** BEGIN MATERIAL SHOWN **

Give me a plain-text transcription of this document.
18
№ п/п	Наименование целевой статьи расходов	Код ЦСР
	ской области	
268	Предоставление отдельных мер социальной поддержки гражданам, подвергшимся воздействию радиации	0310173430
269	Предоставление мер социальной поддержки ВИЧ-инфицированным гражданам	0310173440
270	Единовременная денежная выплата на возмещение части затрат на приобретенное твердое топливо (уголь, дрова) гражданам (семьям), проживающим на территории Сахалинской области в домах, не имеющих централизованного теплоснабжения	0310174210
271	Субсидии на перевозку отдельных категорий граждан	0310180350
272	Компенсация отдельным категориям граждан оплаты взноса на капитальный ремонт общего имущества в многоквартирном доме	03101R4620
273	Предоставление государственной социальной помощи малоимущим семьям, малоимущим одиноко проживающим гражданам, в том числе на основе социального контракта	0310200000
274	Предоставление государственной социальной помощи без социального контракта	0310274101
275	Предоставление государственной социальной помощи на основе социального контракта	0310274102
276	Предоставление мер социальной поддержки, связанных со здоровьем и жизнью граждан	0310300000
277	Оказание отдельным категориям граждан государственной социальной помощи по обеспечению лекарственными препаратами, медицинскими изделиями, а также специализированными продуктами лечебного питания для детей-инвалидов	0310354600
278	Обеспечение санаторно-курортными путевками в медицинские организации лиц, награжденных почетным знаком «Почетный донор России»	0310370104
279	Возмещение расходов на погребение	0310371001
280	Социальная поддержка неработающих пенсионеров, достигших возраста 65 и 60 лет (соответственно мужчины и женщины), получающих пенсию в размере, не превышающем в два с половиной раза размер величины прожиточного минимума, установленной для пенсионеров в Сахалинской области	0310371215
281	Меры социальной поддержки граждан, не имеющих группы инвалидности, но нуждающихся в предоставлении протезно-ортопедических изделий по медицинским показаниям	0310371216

** END MATERIAL SHOWN **

SHORT EXERCISE => Using the entries above, return each line in which the word "отдельным" occurs.

RESPONSE TO THIS TASK =>
272	Компенсация отдельным категориям граждан оплаты взноса на капитальный ремонт общего имущества в многоквартирном доме	03101R4620
277	Оказание отдельным категориям граждан государственной социальной помощи по обеспечению лекарственными препаратами, медицинскими изделиями, а также специализированными продуктами лечебного питания для детей-инвалидов	0310354600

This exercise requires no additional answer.